Collected data entries
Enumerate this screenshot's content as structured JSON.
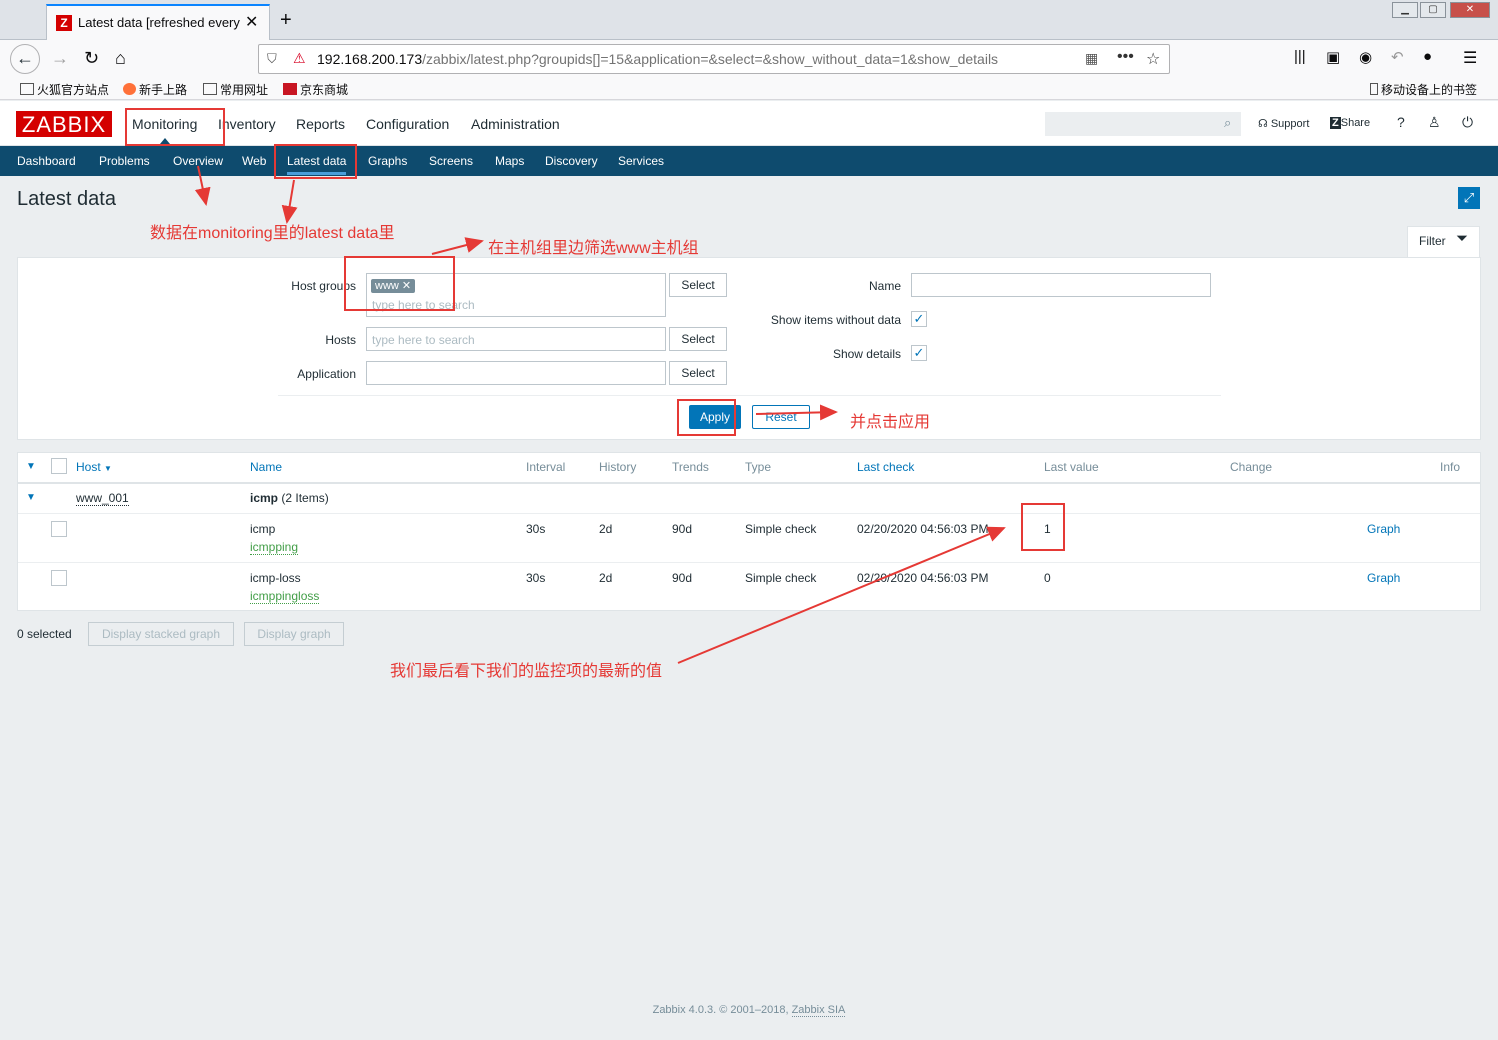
{
  "browser": {
    "tab_title": "Latest data [refreshed every",
    "tab_icon": "Z",
    "url_host": "192.168.200.173",
    "url_path": "/zabbix/latest.php?groupids[]=15&application=&select=&show_without_data=1&show_details",
    "bookmarks": [
      "火狐官方站点",
      "新手上路",
      "常用网址",
      "京东商城"
    ],
    "mobile_bookmarks": "移动设备上的书签"
  },
  "header": {
    "logo": "ZABBIX",
    "menu": [
      "Monitoring",
      "Inventory",
      "Reports",
      "Configuration",
      "Administration"
    ],
    "support": "Support",
    "share": "Share",
    "help": "?"
  },
  "submenu": [
    "Dashboard",
    "Problems",
    "Overview",
    "Web",
    "Latest data",
    "Graphs",
    "Screens",
    "Maps",
    "Discovery",
    "Services"
  ],
  "page": {
    "title": "Latest data",
    "filter_tab": "Filter"
  },
  "filter": {
    "host_groups_label": "Host groups",
    "host_groups_tag": "www",
    "type_here": "type here to search",
    "hosts_label": "Hosts",
    "application_label": "Application",
    "select_label": "Select",
    "name_label": "Name",
    "show_without_data_label": "Show items without data",
    "show_details_label": "Show details",
    "apply_label": "Apply",
    "reset_label": "Reset"
  },
  "table": {
    "headers": {
      "host": "Host",
      "name": "Name",
      "interval": "Interval",
      "history": "History",
      "trends": "Trends",
      "type": "Type",
      "last_check": "Last check",
      "last_value": "Last value",
      "change": "Change",
      "info": "Info"
    },
    "host": "www_001",
    "app_name": "icmp",
    "app_count": "(2 Items)",
    "rows": [
      {
        "name": "icmp",
        "key": "icmpping",
        "interval": "30s",
        "history": "2d",
        "trends": "90d",
        "type": "Simple check",
        "last_check": "02/20/2020 04:56:03 PM",
        "last_value": "1",
        "graph": "Graph"
      },
      {
        "name": "icmp-loss",
        "key": "icmppingloss",
        "interval": "30s",
        "history": "2d",
        "trends": "90d",
        "type": "Simple check",
        "last_check": "02/20/2020 04:56:03 PM",
        "last_value": "0",
        "graph": "Graph"
      }
    ]
  },
  "bottom": {
    "selected": "0 selected",
    "display_stacked": "Display stacked graph",
    "display_graph": "Display graph"
  },
  "footer": {
    "text": "Zabbix 4.0.3. © 2001–2018, ",
    "link": "Zabbix SIA"
  },
  "annotations": {
    "a1": "数据在monitoring里的latest data里",
    "a2": "在主机组里边筛选www主机组",
    "a3": "并点击应用",
    "a4": "我们最后看下我们的监控项的最新的值"
  }
}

REQUIRED TASK: Without the pictures, retype the whole of the material above exactly.

IN RESPONSE:
Enumerate this screenshot's content as structured JSON.
{
  "browser": {
    "tab_title": "Latest data [refreshed every",
    "tab_icon": "Z",
    "url_host": "192.168.200.173",
    "url_path": "/zabbix/latest.php?groupids[]=15&application=&select=&show_without_data=1&show_details",
    "bookmarks": [
      "火狐官方站点",
      "新手上路",
      "常用网址",
      "京东商城"
    ],
    "mobile_bookmarks": "移动设备上的书签"
  },
  "header": {
    "logo": "ZABBIX",
    "menu": [
      "Monitoring",
      "Inventory",
      "Reports",
      "Configuration",
      "Administration"
    ],
    "support": "Support",
    "share": "Share",
    "help": "?"
  },
  "submenu": [
    "Dashboard",
    "Problems",
    "Overview",
    "Web",
    "Latest data",
    "Graphs",
    "Screens",
    "Maps",
    "Discovery",
    "Services"
  ],
  "page": {
    "title": "Latest data",
    "filter_tab": "Filter"
  },
  "filter": {
    "host_groups_label": "Host groups",
    "host_groups_tag": "www",
    "type_here": "type here to search",
    "hosts_label": "Hosts",
    "application_label": "Application",
    "select_label": "Select",
    "name_label": "Name",
    "show_without_data_label": "Show items without data",
    "show_details_label": "Show details",
    "apply_label": "Apply",
    "reset_label": "Reset"
  },
  "table": {
    "headers": {
      "host": "Host",
      "name": "Name",
      "interval": "Interval",
      "history": "History",
      "trends": "Trends",
      "type": "Type",
      "last_check": "Last check",
      "last_value": "Last value",
      "change": "Change",
      "info": "Info"
    },
    "host": "www_001",
    "app_name": "icmp",
    "app_count": "(2 Items)",
    "rows": [
      {
        "name": "icmp",
        "key": "icmpping",
        "interval": "30s",
        "history": "2d",
        "trends": "90d",
        "type": "Simple check",
        "last_check": "02/20/2020 04:56:03 PM",
        "last_value": "1",
        "graph": "Graph"
      },
      {
        "name": "icmp-loss",
        "key": "icmppingloss",
        "interval": "30s",
        "history": "2d",
        "trends": "90d",
        "type": "Simple check",
        "last_check": "02/20/2020 04:56:03 PM",
        "last_value": "0",
        "graph": "Graph"
      }
    ]
  },
  "bottom": {
    "selected": "0 selected",
    "display_stacked": "Display stacked graph",
    "display_graph": "Display graph"
  },
  "footer": {
    "text": "Zabbix 4.0.3. © 2001–2018, ",
    "link": "Zabbix SIA"
  },
  "annotations": {
    "a1": "数据在monitoring里的latest data里",
    "a2": "在主机组里边筛选www主机组",
    "a3": "并点击应用",
    "a4": "我们最后看下我们的监控项的最新的值"
  }
}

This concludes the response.